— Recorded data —
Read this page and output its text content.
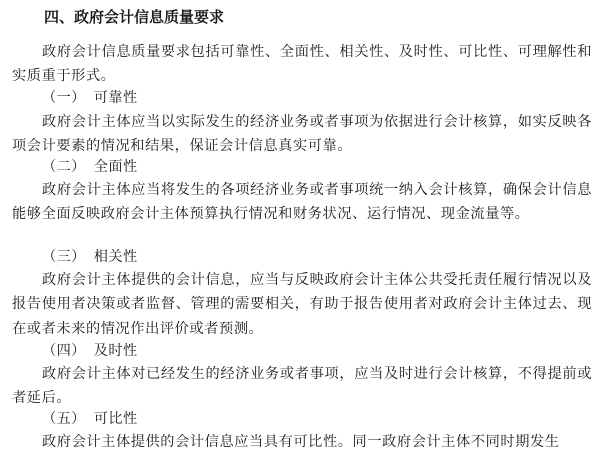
四、政府会计信息质量要求
政府会计信息质量要求包括可靠性、全面性、相关性、及时性、可比性、可理解性和实质重于形式。
（一） 可靠性
政府会计主体应当以实际发生的经济业务或者事项为依据进行会计核算，如实反映各项会计要素的情况和结果，保证会计信息真实可靠。
（二） 全面性
政府会计主体应当将发生的各项经济业务或者事项统一纳入会计核算，确保会计信息能够全面反映政府会计主体预算执行情况和财务状况、运行情况、现金流量等。
（三） 相关性
政府会计主体提供的会计信息，应当与反映政府会计主体公共受托责任履行情况以及报告使用者决策或者监督、管理的需要相关，有助于报告使用者对政府会计主体过去、现在或者未来的情况作出评价或者预测。
（四） 及时性
政府会计主体对已经发生的经济业务或者事项，应当及时进行会计核算，不得提前或者延后。
（五） 可比性
政府会计主体提供的会计信息应当具有可比性。同一政府会计主体不同时期发生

— WHAT TO WORK ON —
Strip out the pictures and quote the remaining data word for word.

— ANSWER IN FULL —
Read this page and output its text content.
四、政府会计信息质量要求
政府会计信息质量要求包括可靠性、全面性、相关性、及时性、可比性、可理解性和实质重于形式。
（一） 可靠性
政府会计主体应当以实际发生的经济业务或者事项为依据进行会计核算，如实反映各项会计要素的情况和结果，保证会计信息真实可靠。
（二） 全面性
政府会计主体应当将发生的各项经济业务或者事项统一纳入会计核算，确保会计信息能够全面反映政府会计主体预算执行情况和财务状况、运行情况、现金流量等。
（三） 相关性
政府会计主体提供的会计信息，应当与反映政府会计主体公共受托责任履行情况以及报告使用者决策或者监督、管理的需要相关，有助于报告使用者对政府会计主体过去、现在或者未来的情况作出评价或者预测。
（四） 及时性
政府会计主体对已经发生的经济业务或者事项，应当及时进行会计核算，不得提前或者延后。
（五） 可比性
政府会计主体提供的会计信息应当具有可比性。同一政府会计主体不同时期发生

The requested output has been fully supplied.